— BEGIN DATASET EXCERPTS —

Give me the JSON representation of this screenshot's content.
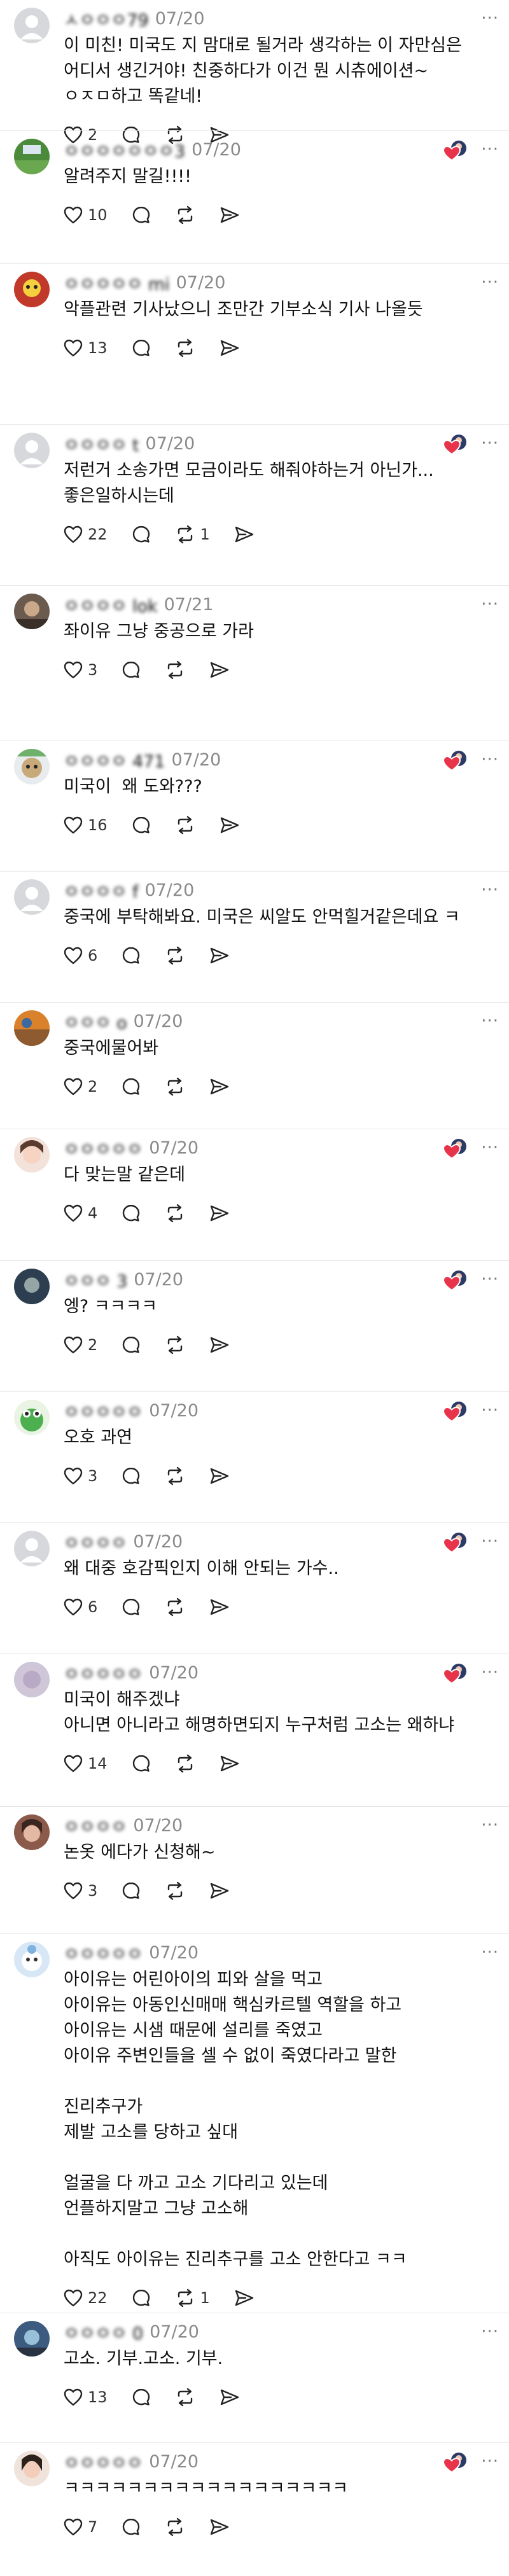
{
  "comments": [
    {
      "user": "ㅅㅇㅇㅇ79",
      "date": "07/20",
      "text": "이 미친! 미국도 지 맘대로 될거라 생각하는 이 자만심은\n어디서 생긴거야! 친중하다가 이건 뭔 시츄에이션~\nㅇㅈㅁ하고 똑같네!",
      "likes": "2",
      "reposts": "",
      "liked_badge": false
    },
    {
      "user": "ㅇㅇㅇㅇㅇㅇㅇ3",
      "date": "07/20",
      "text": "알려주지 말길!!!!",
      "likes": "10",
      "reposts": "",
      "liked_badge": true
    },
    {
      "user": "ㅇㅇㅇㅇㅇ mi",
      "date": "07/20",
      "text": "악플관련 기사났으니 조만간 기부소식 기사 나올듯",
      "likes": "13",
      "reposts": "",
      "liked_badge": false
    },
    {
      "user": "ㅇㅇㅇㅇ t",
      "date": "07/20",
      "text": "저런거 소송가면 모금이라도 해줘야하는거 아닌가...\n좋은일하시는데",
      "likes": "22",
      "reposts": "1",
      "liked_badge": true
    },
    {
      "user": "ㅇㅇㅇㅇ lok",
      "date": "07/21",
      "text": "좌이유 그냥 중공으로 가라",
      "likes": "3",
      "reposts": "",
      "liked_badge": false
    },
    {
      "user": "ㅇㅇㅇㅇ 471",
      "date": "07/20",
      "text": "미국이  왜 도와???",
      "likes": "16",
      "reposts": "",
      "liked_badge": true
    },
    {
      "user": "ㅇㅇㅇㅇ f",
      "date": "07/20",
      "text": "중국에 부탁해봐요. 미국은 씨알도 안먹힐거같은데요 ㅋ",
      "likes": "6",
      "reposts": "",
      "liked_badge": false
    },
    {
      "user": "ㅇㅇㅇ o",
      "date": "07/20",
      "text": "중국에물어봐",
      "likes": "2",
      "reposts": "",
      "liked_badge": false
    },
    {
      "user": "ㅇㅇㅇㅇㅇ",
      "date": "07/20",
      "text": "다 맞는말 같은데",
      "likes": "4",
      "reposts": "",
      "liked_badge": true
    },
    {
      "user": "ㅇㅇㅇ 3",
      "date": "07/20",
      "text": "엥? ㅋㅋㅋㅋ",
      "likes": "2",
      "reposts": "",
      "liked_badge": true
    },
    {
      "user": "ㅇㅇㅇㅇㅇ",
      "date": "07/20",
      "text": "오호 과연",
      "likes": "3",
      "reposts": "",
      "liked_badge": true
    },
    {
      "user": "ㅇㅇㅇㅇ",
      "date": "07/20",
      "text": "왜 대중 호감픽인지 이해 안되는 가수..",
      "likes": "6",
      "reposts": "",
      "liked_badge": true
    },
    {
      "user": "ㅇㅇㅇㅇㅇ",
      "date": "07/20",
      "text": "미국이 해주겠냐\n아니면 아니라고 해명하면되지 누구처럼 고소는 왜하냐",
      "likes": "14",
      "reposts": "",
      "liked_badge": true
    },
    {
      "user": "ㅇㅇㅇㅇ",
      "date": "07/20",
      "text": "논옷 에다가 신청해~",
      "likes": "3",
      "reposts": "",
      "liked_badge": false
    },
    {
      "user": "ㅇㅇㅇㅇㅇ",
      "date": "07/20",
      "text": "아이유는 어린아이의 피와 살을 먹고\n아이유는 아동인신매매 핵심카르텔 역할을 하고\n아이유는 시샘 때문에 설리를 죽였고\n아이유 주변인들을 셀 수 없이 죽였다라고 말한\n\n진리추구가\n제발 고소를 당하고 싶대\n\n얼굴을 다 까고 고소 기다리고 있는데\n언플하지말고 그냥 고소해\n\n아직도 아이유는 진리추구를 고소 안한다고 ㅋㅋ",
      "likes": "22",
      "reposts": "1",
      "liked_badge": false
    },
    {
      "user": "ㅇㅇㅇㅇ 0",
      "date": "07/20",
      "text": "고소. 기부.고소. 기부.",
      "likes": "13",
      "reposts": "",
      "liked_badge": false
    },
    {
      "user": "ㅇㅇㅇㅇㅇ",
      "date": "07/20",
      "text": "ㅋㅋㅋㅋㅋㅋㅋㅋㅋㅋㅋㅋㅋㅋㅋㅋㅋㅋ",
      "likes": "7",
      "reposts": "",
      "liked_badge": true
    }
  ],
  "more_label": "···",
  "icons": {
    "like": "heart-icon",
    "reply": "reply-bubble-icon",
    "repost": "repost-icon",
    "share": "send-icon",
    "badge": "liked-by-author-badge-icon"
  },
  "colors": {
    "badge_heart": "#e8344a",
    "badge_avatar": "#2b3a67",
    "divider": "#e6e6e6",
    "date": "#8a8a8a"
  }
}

— END DATASET EXCERPTS —
— BEGIN DATASET EXCERPTS —

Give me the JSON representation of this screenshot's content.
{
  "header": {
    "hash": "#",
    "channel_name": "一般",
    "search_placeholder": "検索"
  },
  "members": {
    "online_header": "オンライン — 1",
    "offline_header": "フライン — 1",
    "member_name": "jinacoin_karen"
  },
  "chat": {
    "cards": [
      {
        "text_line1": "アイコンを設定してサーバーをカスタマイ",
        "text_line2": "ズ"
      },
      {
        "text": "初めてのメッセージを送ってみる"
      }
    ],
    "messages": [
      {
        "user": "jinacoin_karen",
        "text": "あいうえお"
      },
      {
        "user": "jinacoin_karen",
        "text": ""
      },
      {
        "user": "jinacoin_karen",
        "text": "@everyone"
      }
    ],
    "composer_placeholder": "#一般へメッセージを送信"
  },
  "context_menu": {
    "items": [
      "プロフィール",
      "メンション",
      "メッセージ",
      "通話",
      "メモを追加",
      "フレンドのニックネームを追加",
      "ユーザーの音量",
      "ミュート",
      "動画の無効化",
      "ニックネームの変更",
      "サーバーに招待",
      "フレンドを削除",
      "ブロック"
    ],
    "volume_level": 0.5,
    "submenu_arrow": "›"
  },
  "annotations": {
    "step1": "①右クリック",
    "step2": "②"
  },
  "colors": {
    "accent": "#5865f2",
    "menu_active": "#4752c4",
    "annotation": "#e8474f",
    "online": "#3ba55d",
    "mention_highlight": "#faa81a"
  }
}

— END DATASET EXCERPTS —
— BEGIN DATASET EXCERPTS —

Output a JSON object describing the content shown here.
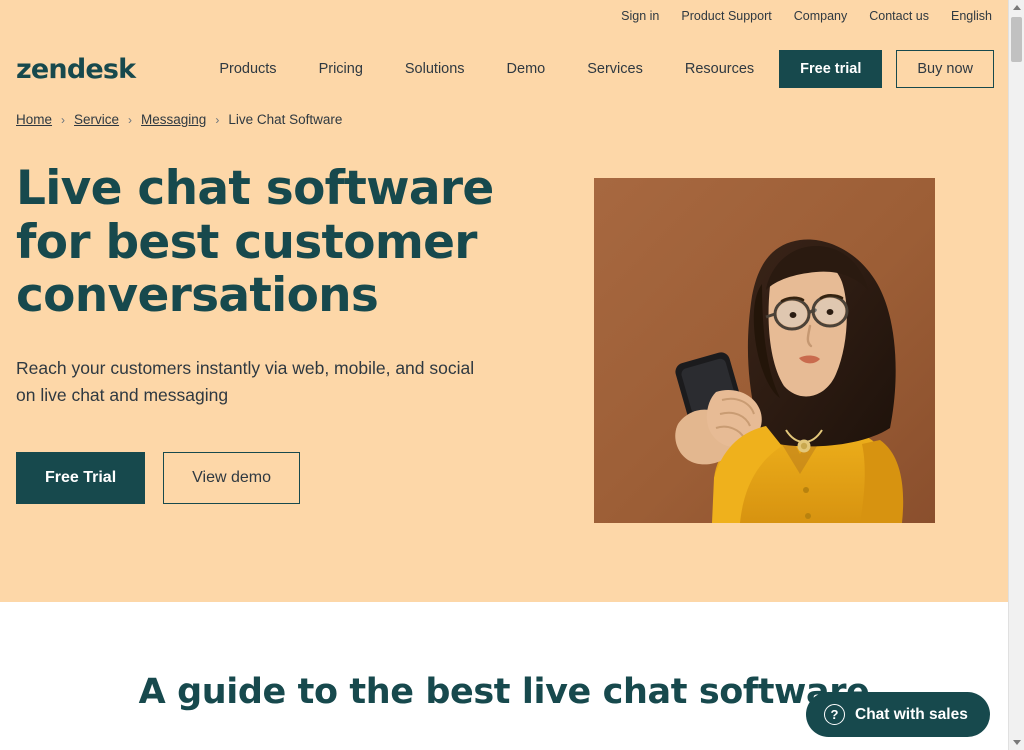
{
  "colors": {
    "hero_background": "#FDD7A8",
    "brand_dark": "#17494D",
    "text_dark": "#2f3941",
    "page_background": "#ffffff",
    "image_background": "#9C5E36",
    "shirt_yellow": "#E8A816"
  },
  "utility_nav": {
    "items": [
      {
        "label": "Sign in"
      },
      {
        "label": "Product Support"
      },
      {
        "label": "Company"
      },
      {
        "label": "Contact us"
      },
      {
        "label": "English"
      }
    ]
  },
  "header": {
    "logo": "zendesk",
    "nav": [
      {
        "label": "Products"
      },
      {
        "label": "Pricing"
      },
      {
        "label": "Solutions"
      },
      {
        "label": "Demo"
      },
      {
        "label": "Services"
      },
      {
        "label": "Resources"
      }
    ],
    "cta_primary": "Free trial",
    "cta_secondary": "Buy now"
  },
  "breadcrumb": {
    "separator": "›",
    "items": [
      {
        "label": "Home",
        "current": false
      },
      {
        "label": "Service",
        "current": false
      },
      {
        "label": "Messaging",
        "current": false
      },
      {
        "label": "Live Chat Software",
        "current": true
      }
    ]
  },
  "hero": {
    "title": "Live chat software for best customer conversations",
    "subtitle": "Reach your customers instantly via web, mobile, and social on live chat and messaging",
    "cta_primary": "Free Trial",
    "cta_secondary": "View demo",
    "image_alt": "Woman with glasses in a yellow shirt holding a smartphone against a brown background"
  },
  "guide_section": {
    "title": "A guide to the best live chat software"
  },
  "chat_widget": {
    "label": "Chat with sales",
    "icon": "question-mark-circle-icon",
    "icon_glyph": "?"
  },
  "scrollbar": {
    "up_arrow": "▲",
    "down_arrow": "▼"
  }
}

— END DATASET EXCERPTS —

## [WHAT IS REQUIRED]
Gather up the lines that contain the word "best".

## [RESPONSE TO THE EXERCISE]
    "title": "Live chat software for best customer conversations",
    "title": "A guide to the best live chat software"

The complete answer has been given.